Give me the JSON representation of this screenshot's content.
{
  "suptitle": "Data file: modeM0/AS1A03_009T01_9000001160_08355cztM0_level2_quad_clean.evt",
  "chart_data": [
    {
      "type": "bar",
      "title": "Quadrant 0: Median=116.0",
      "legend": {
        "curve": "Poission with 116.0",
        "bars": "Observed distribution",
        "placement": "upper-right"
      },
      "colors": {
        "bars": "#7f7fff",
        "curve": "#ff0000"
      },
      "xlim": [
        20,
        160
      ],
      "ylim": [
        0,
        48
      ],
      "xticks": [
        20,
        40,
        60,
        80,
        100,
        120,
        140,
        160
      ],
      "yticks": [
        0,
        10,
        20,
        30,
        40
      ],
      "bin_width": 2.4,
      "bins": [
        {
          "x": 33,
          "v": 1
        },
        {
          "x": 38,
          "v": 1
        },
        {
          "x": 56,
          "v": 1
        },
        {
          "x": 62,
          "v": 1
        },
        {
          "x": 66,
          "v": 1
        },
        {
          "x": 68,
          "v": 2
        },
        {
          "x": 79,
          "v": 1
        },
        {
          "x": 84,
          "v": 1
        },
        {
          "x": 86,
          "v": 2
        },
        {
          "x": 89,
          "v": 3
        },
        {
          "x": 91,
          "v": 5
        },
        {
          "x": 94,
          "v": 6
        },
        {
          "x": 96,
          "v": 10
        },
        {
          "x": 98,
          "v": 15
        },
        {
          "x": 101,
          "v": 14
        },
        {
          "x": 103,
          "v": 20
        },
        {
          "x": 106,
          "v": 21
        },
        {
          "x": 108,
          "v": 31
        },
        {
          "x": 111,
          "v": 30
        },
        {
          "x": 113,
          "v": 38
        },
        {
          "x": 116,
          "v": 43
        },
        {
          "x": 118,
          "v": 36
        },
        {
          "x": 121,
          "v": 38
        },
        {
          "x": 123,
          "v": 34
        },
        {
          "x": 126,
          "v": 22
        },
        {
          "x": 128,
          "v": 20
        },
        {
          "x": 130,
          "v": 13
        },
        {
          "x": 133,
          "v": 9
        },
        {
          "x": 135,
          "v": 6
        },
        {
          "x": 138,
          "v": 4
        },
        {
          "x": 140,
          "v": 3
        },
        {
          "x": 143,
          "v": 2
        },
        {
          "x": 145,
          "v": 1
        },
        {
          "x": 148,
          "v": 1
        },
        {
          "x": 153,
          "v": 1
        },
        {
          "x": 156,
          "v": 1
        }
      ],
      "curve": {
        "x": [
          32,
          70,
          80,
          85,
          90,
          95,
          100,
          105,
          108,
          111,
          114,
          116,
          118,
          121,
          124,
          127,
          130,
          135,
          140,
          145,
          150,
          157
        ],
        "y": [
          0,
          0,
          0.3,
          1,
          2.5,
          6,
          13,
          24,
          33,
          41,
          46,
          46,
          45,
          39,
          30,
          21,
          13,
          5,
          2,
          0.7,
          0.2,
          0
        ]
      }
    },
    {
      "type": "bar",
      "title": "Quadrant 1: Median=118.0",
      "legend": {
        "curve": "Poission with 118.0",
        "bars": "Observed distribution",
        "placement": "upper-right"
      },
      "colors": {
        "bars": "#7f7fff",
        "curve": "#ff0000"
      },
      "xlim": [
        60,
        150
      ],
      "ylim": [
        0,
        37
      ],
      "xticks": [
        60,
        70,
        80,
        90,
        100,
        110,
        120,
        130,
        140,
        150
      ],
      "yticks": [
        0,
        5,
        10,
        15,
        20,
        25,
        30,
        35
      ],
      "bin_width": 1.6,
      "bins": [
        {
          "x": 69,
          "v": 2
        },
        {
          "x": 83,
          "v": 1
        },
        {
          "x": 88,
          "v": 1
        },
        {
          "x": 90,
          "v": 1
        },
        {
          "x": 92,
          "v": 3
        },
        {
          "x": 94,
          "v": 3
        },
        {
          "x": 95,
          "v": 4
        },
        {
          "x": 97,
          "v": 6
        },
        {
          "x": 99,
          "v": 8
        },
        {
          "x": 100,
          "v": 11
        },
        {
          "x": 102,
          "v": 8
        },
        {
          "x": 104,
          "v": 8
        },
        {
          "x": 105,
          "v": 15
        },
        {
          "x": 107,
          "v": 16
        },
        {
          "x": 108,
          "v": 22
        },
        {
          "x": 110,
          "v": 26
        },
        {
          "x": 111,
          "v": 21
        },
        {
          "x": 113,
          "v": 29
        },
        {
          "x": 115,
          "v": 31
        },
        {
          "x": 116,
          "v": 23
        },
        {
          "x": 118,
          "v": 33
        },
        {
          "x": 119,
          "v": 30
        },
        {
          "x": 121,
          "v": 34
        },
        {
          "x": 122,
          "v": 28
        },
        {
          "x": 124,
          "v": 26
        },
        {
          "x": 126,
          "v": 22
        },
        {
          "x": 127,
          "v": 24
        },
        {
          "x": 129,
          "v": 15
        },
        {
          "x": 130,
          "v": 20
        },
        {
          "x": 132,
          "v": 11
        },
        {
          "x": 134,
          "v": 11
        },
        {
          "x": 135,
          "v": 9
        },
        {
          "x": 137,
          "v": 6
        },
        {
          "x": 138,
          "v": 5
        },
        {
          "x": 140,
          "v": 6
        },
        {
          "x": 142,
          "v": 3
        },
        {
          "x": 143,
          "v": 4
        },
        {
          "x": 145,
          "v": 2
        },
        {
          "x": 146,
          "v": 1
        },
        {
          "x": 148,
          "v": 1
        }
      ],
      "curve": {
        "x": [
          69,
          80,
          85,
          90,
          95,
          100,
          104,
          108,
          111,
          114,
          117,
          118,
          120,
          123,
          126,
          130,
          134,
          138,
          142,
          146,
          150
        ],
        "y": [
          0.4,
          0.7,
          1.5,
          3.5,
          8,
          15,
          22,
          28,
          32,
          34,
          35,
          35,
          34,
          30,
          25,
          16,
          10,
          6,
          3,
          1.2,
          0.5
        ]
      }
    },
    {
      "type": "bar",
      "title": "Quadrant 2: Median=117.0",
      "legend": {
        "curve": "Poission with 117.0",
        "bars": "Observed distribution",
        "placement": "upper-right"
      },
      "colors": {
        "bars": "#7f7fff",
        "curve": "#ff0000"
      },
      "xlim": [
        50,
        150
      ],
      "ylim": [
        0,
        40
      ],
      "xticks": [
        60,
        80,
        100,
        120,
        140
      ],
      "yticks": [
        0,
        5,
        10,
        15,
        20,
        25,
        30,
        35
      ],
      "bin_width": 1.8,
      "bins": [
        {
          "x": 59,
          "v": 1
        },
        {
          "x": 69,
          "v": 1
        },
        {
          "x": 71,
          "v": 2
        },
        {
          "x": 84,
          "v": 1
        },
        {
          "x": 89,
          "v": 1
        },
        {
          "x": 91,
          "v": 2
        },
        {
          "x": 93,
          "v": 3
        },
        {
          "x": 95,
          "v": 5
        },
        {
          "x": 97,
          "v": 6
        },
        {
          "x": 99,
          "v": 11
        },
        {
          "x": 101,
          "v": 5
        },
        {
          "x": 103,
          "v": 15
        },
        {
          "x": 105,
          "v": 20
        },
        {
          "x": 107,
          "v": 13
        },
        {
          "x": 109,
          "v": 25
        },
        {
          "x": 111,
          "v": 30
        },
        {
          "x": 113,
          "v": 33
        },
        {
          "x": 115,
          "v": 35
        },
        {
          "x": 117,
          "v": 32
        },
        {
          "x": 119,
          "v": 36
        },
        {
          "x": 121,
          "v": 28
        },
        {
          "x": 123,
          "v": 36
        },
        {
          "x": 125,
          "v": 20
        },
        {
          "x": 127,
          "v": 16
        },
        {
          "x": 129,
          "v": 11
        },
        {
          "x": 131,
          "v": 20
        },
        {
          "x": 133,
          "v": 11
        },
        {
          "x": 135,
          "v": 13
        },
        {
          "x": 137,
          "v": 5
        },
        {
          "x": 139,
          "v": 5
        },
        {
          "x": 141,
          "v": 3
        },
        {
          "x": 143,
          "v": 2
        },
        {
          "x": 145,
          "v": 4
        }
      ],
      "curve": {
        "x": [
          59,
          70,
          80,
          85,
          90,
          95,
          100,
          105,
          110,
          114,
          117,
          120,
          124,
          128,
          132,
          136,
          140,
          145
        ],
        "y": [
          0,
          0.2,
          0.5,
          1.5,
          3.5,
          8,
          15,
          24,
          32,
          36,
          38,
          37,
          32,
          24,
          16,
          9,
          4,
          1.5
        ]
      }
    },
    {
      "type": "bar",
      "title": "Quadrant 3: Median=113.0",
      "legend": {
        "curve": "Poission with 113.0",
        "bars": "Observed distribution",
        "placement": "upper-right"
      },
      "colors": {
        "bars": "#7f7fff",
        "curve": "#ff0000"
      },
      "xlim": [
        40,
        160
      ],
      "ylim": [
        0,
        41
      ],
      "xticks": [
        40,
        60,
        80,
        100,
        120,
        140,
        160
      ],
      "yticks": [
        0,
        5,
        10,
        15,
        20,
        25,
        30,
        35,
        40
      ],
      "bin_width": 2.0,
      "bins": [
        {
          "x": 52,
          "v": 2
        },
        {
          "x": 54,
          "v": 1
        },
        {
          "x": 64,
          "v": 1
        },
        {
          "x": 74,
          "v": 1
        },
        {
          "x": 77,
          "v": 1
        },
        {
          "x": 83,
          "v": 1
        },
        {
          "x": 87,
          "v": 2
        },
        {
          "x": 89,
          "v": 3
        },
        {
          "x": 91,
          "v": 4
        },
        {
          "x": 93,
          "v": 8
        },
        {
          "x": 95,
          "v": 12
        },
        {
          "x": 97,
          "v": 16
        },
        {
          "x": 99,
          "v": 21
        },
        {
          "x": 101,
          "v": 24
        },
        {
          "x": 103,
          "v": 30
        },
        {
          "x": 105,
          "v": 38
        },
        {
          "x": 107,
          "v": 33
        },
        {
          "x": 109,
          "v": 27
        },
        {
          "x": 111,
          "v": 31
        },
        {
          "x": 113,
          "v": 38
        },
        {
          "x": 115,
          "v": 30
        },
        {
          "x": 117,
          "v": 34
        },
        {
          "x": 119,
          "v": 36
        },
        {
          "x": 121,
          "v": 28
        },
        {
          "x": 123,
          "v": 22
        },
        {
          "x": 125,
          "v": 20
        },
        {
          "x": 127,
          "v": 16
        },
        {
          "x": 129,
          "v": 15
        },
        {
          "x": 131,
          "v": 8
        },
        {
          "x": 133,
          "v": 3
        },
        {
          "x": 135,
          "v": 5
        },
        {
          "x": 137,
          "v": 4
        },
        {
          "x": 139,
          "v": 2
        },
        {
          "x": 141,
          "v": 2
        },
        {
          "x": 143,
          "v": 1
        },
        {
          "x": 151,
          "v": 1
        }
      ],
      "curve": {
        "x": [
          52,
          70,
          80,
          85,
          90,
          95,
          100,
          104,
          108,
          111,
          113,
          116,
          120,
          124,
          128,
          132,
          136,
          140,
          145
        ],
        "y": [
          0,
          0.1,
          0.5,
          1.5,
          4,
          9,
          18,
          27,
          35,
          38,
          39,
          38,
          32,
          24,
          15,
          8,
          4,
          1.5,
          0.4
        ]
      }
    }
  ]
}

Task prompt -
Copy and report every line where the word "Poission" is present.

Written response -
        "curve": "Poission with 116.0",
        "curve": "Poission with 118.0",
        "curve": "Poission with 117.0",
        "curve": "Poission with 113.0",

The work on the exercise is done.